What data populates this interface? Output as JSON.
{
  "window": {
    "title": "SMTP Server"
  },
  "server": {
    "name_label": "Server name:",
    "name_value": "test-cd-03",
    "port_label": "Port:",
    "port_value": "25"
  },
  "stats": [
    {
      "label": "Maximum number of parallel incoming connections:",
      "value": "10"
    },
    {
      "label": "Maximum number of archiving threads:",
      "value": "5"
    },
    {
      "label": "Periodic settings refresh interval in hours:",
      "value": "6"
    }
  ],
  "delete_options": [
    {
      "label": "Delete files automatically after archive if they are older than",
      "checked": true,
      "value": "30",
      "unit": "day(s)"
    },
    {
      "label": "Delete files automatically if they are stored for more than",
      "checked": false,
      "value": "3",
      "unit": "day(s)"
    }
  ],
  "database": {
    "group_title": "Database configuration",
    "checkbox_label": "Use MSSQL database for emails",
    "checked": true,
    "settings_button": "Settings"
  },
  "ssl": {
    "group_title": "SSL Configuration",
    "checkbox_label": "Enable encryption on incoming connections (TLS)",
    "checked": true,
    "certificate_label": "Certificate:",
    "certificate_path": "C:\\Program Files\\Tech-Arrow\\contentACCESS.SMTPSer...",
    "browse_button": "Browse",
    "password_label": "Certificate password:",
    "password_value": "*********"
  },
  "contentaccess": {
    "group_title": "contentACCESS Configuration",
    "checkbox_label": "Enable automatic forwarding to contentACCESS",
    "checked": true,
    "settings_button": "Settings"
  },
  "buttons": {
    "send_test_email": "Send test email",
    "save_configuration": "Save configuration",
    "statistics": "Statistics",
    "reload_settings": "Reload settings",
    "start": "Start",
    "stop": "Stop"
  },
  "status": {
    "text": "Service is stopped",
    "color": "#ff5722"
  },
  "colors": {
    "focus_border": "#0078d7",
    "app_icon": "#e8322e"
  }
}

************

| PROBLEM STATEMENT |
Search the preceding listing for "automatically" and extract every line where it is found.

| OUTPUT FOR THIS EXERCISE |
      "label": "Delete files automatically after archive if they are older than",
      "label": "Delete files automatically if they are stored for more than",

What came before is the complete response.